** begin DATA ENTRIES **

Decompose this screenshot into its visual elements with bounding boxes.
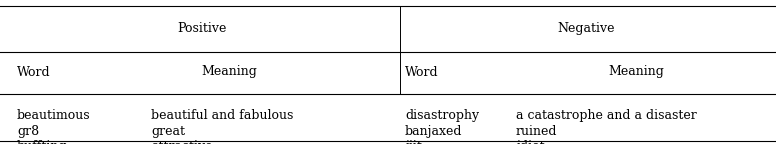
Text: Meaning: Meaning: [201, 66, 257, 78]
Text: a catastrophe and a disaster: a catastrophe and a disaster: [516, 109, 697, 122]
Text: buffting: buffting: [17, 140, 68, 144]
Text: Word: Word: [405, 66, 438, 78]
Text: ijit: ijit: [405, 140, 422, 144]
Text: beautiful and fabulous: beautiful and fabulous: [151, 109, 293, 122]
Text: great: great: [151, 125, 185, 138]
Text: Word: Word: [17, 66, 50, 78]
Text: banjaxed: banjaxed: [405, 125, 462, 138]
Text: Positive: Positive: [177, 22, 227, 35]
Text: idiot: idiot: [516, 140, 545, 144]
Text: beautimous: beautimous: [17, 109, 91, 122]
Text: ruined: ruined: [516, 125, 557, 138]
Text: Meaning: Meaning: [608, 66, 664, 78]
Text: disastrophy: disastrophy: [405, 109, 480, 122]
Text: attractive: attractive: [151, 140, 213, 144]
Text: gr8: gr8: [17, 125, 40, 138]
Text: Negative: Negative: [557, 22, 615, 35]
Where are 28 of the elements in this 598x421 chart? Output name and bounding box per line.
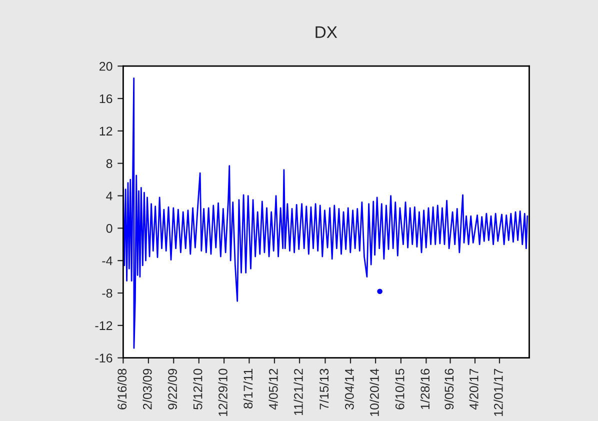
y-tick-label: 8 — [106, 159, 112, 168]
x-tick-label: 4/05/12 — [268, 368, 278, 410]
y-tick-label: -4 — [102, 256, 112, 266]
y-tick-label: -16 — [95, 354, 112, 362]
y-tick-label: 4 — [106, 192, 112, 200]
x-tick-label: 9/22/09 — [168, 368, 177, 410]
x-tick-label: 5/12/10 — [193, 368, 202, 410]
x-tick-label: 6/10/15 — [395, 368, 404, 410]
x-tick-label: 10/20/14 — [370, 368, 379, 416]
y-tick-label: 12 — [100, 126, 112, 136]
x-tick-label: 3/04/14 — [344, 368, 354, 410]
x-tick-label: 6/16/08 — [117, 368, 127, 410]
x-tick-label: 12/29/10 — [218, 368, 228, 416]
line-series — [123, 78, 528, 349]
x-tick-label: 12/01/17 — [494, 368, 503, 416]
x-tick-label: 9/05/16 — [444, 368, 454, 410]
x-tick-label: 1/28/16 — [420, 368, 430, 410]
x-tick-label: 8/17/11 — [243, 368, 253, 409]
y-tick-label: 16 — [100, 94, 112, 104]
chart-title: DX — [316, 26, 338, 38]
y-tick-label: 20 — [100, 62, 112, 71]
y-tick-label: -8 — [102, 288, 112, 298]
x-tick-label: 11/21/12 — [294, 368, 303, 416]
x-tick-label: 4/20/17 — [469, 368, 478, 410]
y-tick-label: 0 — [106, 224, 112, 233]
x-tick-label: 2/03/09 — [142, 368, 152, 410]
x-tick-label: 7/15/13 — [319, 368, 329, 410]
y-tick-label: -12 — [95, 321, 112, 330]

** end DATA ENTRIES **

• EXERCISE AIM
How many lines of the listing above contain the word "elements"? Reply with the number alone.

• EXERCISE SOLUTION
2